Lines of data
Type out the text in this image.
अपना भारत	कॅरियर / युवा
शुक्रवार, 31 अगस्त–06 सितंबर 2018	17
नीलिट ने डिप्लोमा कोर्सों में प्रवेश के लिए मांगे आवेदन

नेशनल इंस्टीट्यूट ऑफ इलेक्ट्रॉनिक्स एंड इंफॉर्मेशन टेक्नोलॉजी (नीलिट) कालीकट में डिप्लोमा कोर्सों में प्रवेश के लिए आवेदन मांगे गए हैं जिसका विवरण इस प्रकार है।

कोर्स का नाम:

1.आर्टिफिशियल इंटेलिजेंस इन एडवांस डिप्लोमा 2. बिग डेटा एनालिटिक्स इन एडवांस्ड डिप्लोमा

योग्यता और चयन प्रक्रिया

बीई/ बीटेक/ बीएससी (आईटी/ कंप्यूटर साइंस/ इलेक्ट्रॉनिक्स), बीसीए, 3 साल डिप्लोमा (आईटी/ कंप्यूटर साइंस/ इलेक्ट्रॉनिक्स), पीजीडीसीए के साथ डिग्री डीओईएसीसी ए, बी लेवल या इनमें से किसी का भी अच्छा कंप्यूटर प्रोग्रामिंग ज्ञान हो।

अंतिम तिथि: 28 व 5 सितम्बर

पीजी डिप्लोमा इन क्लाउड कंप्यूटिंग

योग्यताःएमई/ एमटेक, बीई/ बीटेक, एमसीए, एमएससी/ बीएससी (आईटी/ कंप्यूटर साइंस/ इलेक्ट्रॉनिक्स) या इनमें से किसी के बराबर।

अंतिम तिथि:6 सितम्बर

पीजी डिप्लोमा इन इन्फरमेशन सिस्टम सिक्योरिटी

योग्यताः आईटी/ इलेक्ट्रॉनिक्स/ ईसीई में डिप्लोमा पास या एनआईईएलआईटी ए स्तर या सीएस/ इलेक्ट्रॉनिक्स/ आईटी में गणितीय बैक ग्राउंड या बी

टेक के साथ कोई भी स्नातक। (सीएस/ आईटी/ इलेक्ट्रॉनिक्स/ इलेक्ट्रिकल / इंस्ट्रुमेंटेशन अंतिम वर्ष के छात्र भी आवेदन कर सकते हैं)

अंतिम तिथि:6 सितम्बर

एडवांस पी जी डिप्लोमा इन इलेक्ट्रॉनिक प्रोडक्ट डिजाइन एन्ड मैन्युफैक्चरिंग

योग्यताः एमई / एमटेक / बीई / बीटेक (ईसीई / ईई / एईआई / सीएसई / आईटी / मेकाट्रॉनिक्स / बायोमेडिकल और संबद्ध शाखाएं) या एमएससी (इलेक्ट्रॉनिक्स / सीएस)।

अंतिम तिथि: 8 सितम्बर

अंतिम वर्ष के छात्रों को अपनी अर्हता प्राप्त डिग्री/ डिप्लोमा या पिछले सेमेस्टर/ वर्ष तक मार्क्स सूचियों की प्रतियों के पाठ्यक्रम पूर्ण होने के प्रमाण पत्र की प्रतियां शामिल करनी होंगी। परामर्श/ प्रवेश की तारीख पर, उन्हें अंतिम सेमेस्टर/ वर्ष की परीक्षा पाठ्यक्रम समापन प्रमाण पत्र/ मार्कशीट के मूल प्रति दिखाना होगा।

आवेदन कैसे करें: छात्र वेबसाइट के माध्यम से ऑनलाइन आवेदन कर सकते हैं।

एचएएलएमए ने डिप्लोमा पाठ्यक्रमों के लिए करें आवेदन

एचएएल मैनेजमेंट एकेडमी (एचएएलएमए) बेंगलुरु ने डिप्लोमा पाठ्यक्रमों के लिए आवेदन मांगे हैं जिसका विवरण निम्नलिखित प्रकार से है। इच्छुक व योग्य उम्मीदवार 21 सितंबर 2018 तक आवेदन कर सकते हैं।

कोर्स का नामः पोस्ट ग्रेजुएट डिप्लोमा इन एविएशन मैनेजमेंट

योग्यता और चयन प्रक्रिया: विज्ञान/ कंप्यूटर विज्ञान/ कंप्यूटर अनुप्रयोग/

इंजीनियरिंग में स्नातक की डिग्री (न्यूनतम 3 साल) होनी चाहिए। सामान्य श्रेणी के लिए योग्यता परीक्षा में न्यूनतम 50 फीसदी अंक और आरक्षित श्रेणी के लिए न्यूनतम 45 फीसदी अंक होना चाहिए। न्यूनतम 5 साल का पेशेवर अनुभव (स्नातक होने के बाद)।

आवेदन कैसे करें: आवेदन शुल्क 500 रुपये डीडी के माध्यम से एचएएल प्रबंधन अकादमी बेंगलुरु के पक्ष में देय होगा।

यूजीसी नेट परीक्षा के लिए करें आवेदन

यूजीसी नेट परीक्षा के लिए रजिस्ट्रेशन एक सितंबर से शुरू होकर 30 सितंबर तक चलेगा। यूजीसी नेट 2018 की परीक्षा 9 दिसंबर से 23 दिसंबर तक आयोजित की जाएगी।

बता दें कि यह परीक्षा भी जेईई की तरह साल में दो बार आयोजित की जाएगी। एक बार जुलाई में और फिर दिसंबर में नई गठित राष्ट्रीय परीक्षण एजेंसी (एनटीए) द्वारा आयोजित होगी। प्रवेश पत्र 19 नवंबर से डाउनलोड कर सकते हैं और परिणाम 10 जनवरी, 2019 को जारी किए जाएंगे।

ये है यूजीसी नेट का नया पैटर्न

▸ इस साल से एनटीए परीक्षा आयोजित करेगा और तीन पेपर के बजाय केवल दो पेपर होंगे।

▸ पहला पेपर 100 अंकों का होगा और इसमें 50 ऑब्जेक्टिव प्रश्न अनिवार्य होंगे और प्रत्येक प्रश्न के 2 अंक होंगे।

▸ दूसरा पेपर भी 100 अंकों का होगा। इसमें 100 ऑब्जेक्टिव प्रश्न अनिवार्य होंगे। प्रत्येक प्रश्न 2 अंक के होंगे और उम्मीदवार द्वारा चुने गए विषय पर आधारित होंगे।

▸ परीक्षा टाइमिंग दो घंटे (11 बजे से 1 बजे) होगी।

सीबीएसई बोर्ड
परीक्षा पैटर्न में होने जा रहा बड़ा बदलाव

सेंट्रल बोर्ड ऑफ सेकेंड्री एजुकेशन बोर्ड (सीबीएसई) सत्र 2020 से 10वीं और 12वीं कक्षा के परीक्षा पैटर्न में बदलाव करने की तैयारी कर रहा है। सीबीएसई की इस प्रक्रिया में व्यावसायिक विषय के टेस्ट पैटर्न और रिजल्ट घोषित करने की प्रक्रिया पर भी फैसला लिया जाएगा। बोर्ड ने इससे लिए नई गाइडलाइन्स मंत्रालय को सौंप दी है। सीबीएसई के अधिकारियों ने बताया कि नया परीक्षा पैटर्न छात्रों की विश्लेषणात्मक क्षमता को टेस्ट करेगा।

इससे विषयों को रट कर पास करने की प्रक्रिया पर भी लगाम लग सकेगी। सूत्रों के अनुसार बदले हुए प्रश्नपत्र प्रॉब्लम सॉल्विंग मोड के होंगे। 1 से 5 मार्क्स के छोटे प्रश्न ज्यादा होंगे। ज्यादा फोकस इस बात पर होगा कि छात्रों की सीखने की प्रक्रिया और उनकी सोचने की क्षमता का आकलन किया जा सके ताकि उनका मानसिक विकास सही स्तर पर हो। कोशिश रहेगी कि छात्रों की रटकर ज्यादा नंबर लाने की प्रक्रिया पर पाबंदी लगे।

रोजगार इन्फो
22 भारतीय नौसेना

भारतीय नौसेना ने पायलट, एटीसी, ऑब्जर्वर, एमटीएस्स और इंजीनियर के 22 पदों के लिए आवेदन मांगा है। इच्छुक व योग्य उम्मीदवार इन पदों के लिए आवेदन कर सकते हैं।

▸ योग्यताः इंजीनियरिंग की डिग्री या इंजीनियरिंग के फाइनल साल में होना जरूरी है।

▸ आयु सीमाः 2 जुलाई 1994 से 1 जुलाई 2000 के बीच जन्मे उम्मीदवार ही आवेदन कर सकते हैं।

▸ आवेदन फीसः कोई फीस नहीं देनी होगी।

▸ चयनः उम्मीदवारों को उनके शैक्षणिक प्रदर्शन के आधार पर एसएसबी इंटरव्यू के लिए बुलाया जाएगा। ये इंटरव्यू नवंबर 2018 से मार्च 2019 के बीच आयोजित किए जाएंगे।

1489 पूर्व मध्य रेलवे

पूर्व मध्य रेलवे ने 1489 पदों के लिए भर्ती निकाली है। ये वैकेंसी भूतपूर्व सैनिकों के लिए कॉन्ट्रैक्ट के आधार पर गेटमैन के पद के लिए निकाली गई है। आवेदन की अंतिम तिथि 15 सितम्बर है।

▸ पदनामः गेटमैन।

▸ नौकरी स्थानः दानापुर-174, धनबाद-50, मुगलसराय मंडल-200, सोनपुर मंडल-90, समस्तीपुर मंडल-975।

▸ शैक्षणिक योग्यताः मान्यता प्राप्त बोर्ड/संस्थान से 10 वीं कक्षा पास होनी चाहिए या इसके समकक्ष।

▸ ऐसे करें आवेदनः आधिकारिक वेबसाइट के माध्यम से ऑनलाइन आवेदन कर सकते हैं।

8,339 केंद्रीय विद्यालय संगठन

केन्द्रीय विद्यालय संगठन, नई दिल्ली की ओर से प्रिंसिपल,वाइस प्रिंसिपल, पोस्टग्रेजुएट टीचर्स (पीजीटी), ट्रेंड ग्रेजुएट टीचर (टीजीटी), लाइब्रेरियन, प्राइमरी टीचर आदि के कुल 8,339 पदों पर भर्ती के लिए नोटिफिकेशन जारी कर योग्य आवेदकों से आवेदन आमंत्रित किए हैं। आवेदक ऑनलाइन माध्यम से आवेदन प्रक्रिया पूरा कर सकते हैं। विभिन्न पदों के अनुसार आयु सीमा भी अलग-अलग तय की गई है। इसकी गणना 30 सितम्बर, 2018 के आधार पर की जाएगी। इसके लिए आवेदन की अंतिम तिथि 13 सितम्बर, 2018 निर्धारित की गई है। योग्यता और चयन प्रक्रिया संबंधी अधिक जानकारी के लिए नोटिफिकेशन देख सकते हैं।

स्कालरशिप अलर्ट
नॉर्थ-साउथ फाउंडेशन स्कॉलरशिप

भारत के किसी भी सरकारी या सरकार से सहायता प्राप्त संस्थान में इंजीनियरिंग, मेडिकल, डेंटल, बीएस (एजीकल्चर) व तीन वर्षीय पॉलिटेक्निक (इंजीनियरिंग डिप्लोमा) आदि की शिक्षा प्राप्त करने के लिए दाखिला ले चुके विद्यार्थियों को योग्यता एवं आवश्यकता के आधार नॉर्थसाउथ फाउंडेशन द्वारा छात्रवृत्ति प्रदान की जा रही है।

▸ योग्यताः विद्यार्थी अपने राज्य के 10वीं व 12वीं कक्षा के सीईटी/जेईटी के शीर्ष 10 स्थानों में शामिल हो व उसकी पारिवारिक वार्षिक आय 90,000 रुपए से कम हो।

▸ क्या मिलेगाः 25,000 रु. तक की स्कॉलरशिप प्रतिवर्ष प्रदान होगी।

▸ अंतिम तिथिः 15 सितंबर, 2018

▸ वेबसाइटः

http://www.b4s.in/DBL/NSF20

| EXERCISE OBJECTIVE |
Using the listing above, show each line holding the string "एमएसस".

| ANSWER TO THE EXERCISE |
योग्यताःएमई/ एमटेक, बीई/ बीटेक, एमसीए, एमएससी/ बीएससी (आईटी/ कंप्यूटर साइंस/ इलेक्ट्रॉनिक्स) या इनमें से किसी के बराबर।
योग्यताः एमई / एमटेक / बीई / बीटेक (ईसीई / ईई / एईआई / सीएसई / आईटी / मेकाट्रॉनिक्स / बायोमेडिकल और संबद्ध शाखाएं) या एमएससी (इलेक्ट्रॉनिक्स / सीएस)।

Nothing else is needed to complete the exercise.